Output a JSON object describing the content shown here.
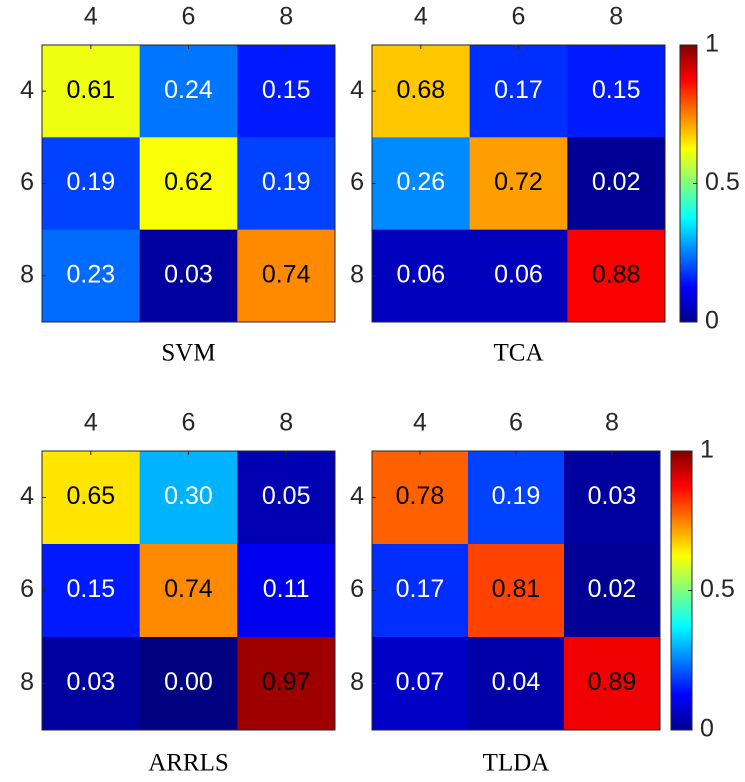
{
  "chart_data": [
    {
      "type": "heatmap",
      "title": "SVM",
      "x": [
        "4",
        "6",
        "8"
      ],
      "y": [
        "4",
        "6",
        "8"
      ],
      "colormap": "jet",
      "clim": [
        0,
        1
      ],
      "colorbar": false,
      "values": [
        [
          0.61,
          0.24,
          0.15
        ],
        [
          0.19,
          0.62,
          0.19
        ],
        [
          0.23,
          0.03,
          0.74
        ]
      ],
      "value_labels": [
        [
          "0.61",
          "0.24",
          "0.15"
        ],
        [
          "0.19",
          "0.62",
          "0.19"
        ],
        [
          "0.23",
          "0.03",
          "0.74"
        ]
      ]
    },
    {
      "type": "heatmap",
      "title": "TCA",
      "x": [
        "4",
        "6",
        "8"
      ],
      "y": [
        "4",
        "6",
        "8"
      ],
      "colormap": "jet",
      "clim": [
        0,
        1
      ],
      "colorbar": true,
      "cticks": [
        0,
        0.5,
        1
      ],
      "values": [
        [
          0.68,
          0.17,
          0.15
        ],
        [
          0.26,
          0.72,
          0.02
        ],
        [
          0.06,
          0.06,
          0.88
        ]
      ],
      "value_labels": [
        [
          "0.68",
          "0.17",
          "0.15"
        ],
        [
          "0.26",
          "0.72",
          "0.02"
        ],
        [
          "0.06",
          "0.06",
          "0.88"
        ]
      ]
    },
    {
      "type": "heatmap",
      "title": "ARRLS",
      "x": [
        "4",
        "6",
        "8"
      ],
      "y": [
        "4",
        "6",
        "8"
      ],
      "colormap": "jet",
      "clim": [
        0,
        1
      ],
      "colorbar": false,
      "values": [
        [
          0.65,
          0.3,
          0.05
        ],
        [
          0.15,
          0.74,
          0.11
        ],
        [
          0.03,
          0.0,
          0.97
        ]
      ],
      "value_labels": [
        [
          "0.65",
          "0.30",
          "0.05"
        ],
        [
          "0.15",
          "0.74",
          "0.11"
        ],
        [
          "0.03",
          "0.00",
          "0.97"
        ]
      ]
    },
    {
      "type": "heatmap",
      "title": "TLDA",
      "x": [
        "4",
        "6",
        "8"
      ],
      "y": [
        "4",
        "6",
        "8"
      ],
      "colormap": "jet",
      "clim": [
        0,
        1
      ],
      "colorbar": true,
      "cticks": [
        0,
        0.5,
        1
      ],
      "values": [
        [
          0.78,
          0.19,
          0.03
        ],
        [
          0.17,
          0.81,
          0.02
        ],
        [
          0.07,
          0.04,
          0.89
        ]
      ],
      "value_labels": [
        [
          "0.78",
          "0.19",
          "0.03"
        ],
        [
          "0.17",
          "0.81",
          "0.02"
        ],
        [
          "0.07",
          "0.04",
          "0.89"
        ]
      ]
    }
  ]
}
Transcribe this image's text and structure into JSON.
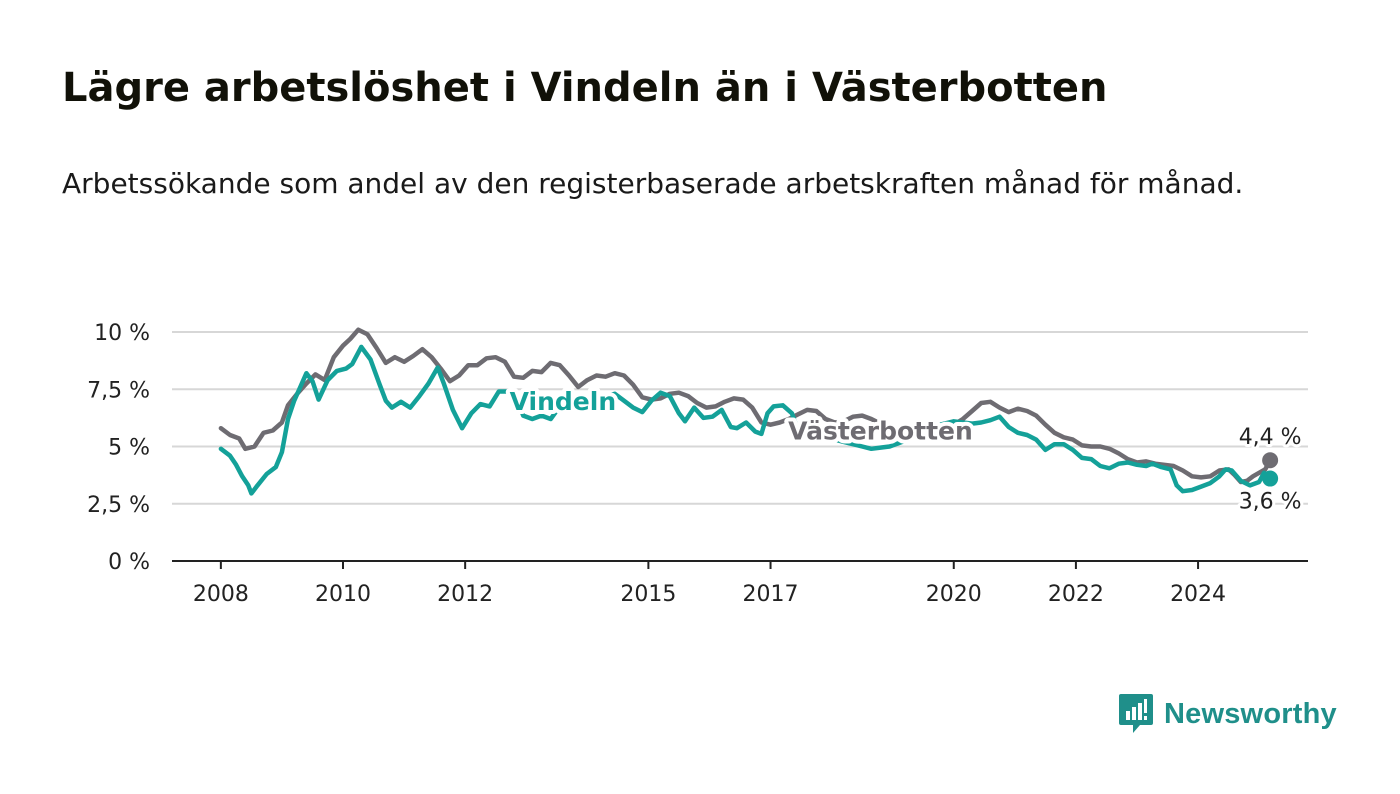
{
  "header": {
    "title": "Lägre arbetslöshet i Vindeln än i Västerbotten",
    "subtitle": "Arbetssökande som andel av den registerbaserade arbetskraften månad för månad."
  },
  "brand": {
    "name": "Newsworthy",
    "logo_icon": "bar-chart-speech-bubble-icon",
    "color": "#1f8f8a"
  },
  "chart_data": {
    "type": "line",
    "title": "Lägre arbetslöshet i Vindeln än i Västerbotten",
    "subtitle": "Arbetssökande som andel av den registerbaserade arbetskraften månad för månad.",
    "xlabel": "",
    "ylabel": "",
    "ylim": [
      0,
      10
    ],
    "yticks": [
      {
        "value": 0,
        "label": "0 %"
      },
      {
        "value": 2.5,
        "label": "2,5 %"
      },
      {
        "value": 5,
        "label": "5 %"
      },
      {
        "value": 7.5,
        "label": "7,5 %"
      },
      {
        "value": 10,
        "label": "10 %"
      }
    ],
    "xlim": [
      2007.2,
      2025.8
    ],
    "xticks": [
      {
        "value": 2008,
        "label": "2008"
      },
      {
        "value": 2010,
        "label": "2010"
      },
      {
        "value": 2012,
        "label": "2012"
      },
      {
        "value": 2015,
        "label": "2015"
      },
      {
        "value": 2017,
        "label": "2017"
      },
      {
        "value": 2020,
        "label": "2020"
      },
      {
        "value": 2022,
        "label": "2022"
      },
      {
        "value": 2024,
        "label": "2024"
      }
    ],
    "grid": true,
    "legend": "inline labels on lines",
    "series": [
      {
        "name": "Västerbotten",
        "color": "#6e6c72",
        "label_at": [
          2018.8,
          5.3
        ],
        "end_label": "4,4 %",
        "points": [
          [
            2008.0,
            5.8
          ],
          [
            2008.15,
            5.5
          ],
          [
            2008.3,
            5.35
          ],
          [
            2008.4,
            4.9
          ],
          [
            2008.55,
            5.0
          ],
          [
            2008.7,
            5.6
          ],
          [
            2008.85,
            5.7
          ],
          [
            2009.0,
            6.05
          ],
          [
            2009.1,
            6.8
          ],
          [
            2009.25,
            7.3
          ],
          [
            2009.4,
            7.75
          ],
          [
            2009.55,
            8.15
          ],
          [
            2009.7,
            7.9
          ],
          [
            2009.85,
            8.9
          ],
          [
            2010.0,
            9.4
          ],
          [
            2010.12,
            9.7
          ],
          [
            2010.25,
            10.1
          ],
          [
            2010.4,
            9.9
          ],
          [
            2010.55,
            9.3
          ],
          [
            2010.7,
            8.65
          ],
          [
            2010.85,
            8.9
          ],
          [
            2011.0,
            8.7
          ],
          [
            2011.15,
            8.95
          ],
          [
            2011.3,
            9.25
          ],
          [
            2011.45,
            8.9
          ],
          [
            2011.6,
            8.4
          ],
          [
            2011.75,
            7.85
          ],
          [
            2011.9,
            8.1
          ],
          [
            2012.05,
            8.55
          ],
          [
            2012.2,
            8.55
          ],
          [
            2012.35,
            8.85
          ],
          [
            2012.5,
            8.9
          ],
          [
            2012.65,
            8.7
          ],
          [
            2012.8,
            8.05
          ],
          [
            2012.95,
            8.0
          ],
          [
            2013.1,
            8.3
          ],
          [
            2013.25,
            8.25
          ],
          [
            2013.4,
            8.65
          ],
          [
            2013.55,
            8.55
          ],
          [
            2013.7,
            8.1
          ],
          [
            2013.85,
            7.6
          ],
          [
            2014.0,
            7.9
          ],
          [
            2014.15,
            8.1
          ],
          [
            2014.3,
            8.05
          ],
          [
            2014.45,
            8.2
          ],
          [
            2014.6,
            8.1
          ],
          [
            2014.75,
            7.7
          ],
          [
            2014.9,
            7.15
          ],
          [
            2015.05,
            7.05
          ],
          [
            2015.2,
            7.1
          ],
          [
            2015.35,
            7.3
          ],
          [
            2015.5,
            7.35
          ],
          [
            2015.65,
            7.2
          ],
          [
            2015.8,
            6.9
          ],
          [
            2015.95,
            6.7
          ],
          [
            2016.1,
            6.75
          ],
          [
            2016.25,
            6.95
          ],
          [
            2016.4,
            7.1
          ],
          [
            2016.55,
            7.05
          ],
          [
            2016.7,
            6.7
          ],
          [
            2016.85,
            6.05
          ],
          [
            2017.0,
            5.95
          ],
          [
            2017.15,
            6.05
          ],
          [
            2017.3,
            6.2
          ],
          [
            2017.45,
            6.4
          ],
          [
            2017.6,
            6.6
          ],
          [
            2017.75,
            6.55
          ],
          [
            2017.9,
            6.2
          ],
          [
            2018.05,
            6.05
          ],
          [
            2018.2,
            6.1
          ],
          [
            2018.35,
            6.3
          ],
          [
            2018.5,
            6.35
          ],
          [
            2018.65,
            6.2
          ],
          [
            2018.8,
            6.0
          ],
          [
            2018.95,
            5.9
          ],
          [
            2019.1,
            5.8
          ],
          [
            2019.25,
            5.75
          ],
          [
            2019.4,
            5.85
          ],
          [
            2019.55,
            5.95
          ],
          [
            2019.7,
            5.9
          ],
          [
            2019.85,
            5.9
          ],
          [
            2020.0,
            5.95
          ],
          [
            2020.15,
            6.2
          ],
          [
            2020.3,
            6.55
          ],
          [
            2020.45,
            6.9
          ],
          [
            2020.6,
            6.95
          ],
          [
            2020.75,
            6.7
          ],
          [
            2020.9,
            6.5
          ],
          [
            2021.05,
            6.65
          ],
          [
            2021.2,
            6.55
          ],
          [
            2021.35,
            6.35
          ],
          [
            2021.5,
            5.95
          ],
          [
            2021.65,
            5.6
          ],
          [
            2021.8,
            5.4
          ],
          [
            2021.95,
            5.3
          ],
          [
            2022.1,
            5.05
          ],
          [
            2022.25,
            5.0
          ],
          [
            2022.4,
            5.0
          ],
          [
            2022.55,
            4.9
          ],
          [
            2022.7,
            4.7
          ],
          [
            2022.85,
            4.45
          ],
          [
            2023.0,
            4.3
          ],
          [
            2023.15,
            4.35
          ],
          [
            2023.3,
            4.25
          ],
          [
            2023.45,
            4.2
          ],
          [
            2023.6,
            4.15
          ],
          [
            2023.75,
            3.95
          ],
          [
            2023.9,
            3.7
          ],
          [
            2024.05,
            3.65
          ],
          [
            2024.2,
            3.7
          ],
          [
            2024.35,
            3.95
          ],
          [
            2024.5,
            4.0
          ],
          [
            2024.6,
            3.75
          ],
          [
            2024.7,
            3.45
          ],
          [
            2024.8,
            3.5
          ],
          [
            2024.9,
            3.7
          ],
          [
            2025.0,
            3.85
          ],
          [
            2025.1,
            4.0
          ],
          [
            2025.18,
            4.4
          ]
        ]
      },
      {
        "name": "Vindeln",
        "color": "#14a199",
        "label_at": [
          2013.6,
          6.6
        ],
        "end_label": "3,6 %",
        "points": [
          [
            2008.0,
            4.9
          ],
          [
            2008.15,
            4.6
          ],
          [
            2008.25,
            4.2
          ],
          [
            2008.35,
            3.7
          ],
          [
            2008.45,
            3.3
          ],
          [
            2008.5,
            2.95
          ],
          [
            2008.6,
            3.3
          ],
          [
            2008.75,
            3.8
          ],
          [
            2008.9,
            4.1
          ],
          [
            2009.0,
            4.75
          ],
          [
            2009.1,
            6.2
          ],
          [
            2009.2,
            7.0
          ],
          [
            2009.3,
            7.6
          ],
          [
            2009.4,
            8.2
          ],
          [
            2009.5,
            7.85
          ],
          [
            2009.6,
            7.05
          ],
          [
            2009.75,
            7.9
          ],
          [
            2009.9,
            8.3
          ],
          [
            2010.05,
            8.4
          ],
          [
            2010.15,
            8.6
          ],
          [
            2010.3,
            9.35
          ],
          [
            2010.45,
            8.8
          ],
          [
            2010.6,
            7.7
          ],
          [
            2010.7,
            7.0
          ],
          [
            2010.8,
            6.7
          ],
          [
            2010.95,
            6.95
          ],
          [
            2011.1,
            6.7
          ],
          [
            2011.25,
            7.2
          ],
          [
            2011.4,
            7.75
          ],
          [
            2011.55,
            8.45
          ],
          [
            2011.65,
            7.75
          ],
          [
            2011.8,
            6.6
          ],
          [
            2011.95,
            5.8
          ],
          [
            2012.1,
            6.45
          ],
          [
            2012.25,
            6.85
          ],
          [
            2012.4,
            6.75
          ],
          [
            2012.55,
            7.4
          ],
          [
            2012.7,
            7.4
          ],
          [
            2012.8,
            7.45
          ],
          [
            2012.95,
            6.35
          ],
          [
            2013.1,
            6.2
          ],
          [
            2013.25,
            6.35
          ],
          [
            2013.4,
            6.2
          ],
          [
            2013.55,
            6.75
          ],
          [
            2013.7,
            6.6
          ],
          [
            2013.85,
            6.8
          ],
          [
            2014.0,
            6.95
          ],
          [
            2014.15,
            7.0
          ],
          [
            2014.3,
            7.2
          ],
          [
            2014.45,
            7.3
          ],
          [
            2014.6,
            7.0
          ],
          [
            2014.75,
            6.7
          ],
          [
            2014.9,
            6.5
          ],
          [
            2015.05,
            7.0
          ],
          [
            2015.2,
            7.35
          ],
          [
            2015.35,
            7.2
          ],
          [
            2015.5,
            6.45
          ],
          [
            2015.6,
            6.1
          ],
          [
            2015.75,
            6.7
          ],
          [
            2015.9,
            6.25
          ],
          [
            2016.05,
            6.3
          ],
          [
            2016.2,
            6.6
          ],
          [
            2016.35,
            5.85
          ],
          [
            2016.45,
            5.8
          ],
          [
            2016.6,
            6.05
          ],
          [
            2016.75,
            5.65
          ],
          [
            2016.85,
            5.55
          ],
          [
            2016.95,
            6.45
          ],
          [
            2017.05,
            6.75
          ],
          [
            2017.2,
            6.8
          ],
          [
            2017.35,
            6.45
          ],
          [
            2017.45,
            5.7
          ],
          [
            2017.6,
            5.8
          ],
          [
            2017.75,
            5.6
          ],
          [
            2017.9,
            5.4
          ],
          [
            2018.05,
            5.3
          ],
          [
            2018.2,
            5.2
          ],
          [
            2018.35,
            5.1
          ],
          [
            2018.5,
            5.0
          ],
          [
            2018.65,
            4.9
          ],
          [
            2018.8,
            4.95
          ],
          [
            2018.95,
            5.0
          ],
          [
            2019.1,
            5.15
          ],
          [
            2019.25,
            5.3
          ],
          [
            2019.4,
            5.5
          ],
          [
            2019.55,
            5.7
          ],
          [
            2019.7,
            5.9
          ],
          [
            2019.85,
            6.0
          ],
          [
            2020.0,
            6.1
          ],
          [
            2020.15,
            6.05
          ],
          [
            2020.3,
            6.0
          ],
          [
            2020.45,
            6.05
          ],
          [
            2020.6,
            6.15
          ],
          [
            2020.75,
            6.3
          ],
          [
            2020.9,
            5.85
          ],
          [
            2021.05,
            5.6
          ],
          [
            2021.2,
            5.5
          ],
          [
            2021.35,
            5.3
          ],
          [
            2021.5,
            4.85
          ],
          [
            2021.65,
            5.1
          ],
          [
            2021.8,
            5.1
          ],
          [
            2021.95,
            4.85
          ],
          [
            2022.1,
            4.5
          ],
          [
            2022.25,
            4.45
          ],
          [
            2022.4,
            4.15
          ],
          [
            2022.55,
            4.05
          ],
          [
            2022.7,
            4.25
          ],
          [
            2022.85,
            4.3
          ],
          [
            2023.0,
            4.2
          ],
          [
            2023.15,
            4.15
          ],
          [
            2023.25,
            4.25
          ],
          [
            2023.4,
            4.1
          ],
          [
            2023.55,
            4.0
          ],
          [
            2023.65,
            3.3
          ],
          [
            2023.75,
            3.05
          ],
          [
            2023.9,
            3.1
          ],
          [
            2024.05,
            3.25
          ],
          [
            2024.2,
            3.4
          ],
          [
            2024.35,
            3.7
          ],
          [
            2024.45,
            4.0
          ],
          [
            2024.55,
            3.95
          ],
          [
            2024.7,
            3.5
          ],
          [
            2024.85,
            3.3
          ],
          [
            2025.0,
            3.45
          ],
          [
            2025.08,
            3.85
          ],
          [
            2025.18,
            3.6
          ]
        ]
      }
    ]
  }
}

+-------+

**Exercise objective:** Your task is to collect every line above that contains the word "subtitle".

**Task response:**
    "subtitle": "Arbetssökande som andel av den registerbaserade arbetskraften månad för månad."
    "subtitle": "Arbetssökande som andel av den registerbaserade arbetskraften månad för månad.",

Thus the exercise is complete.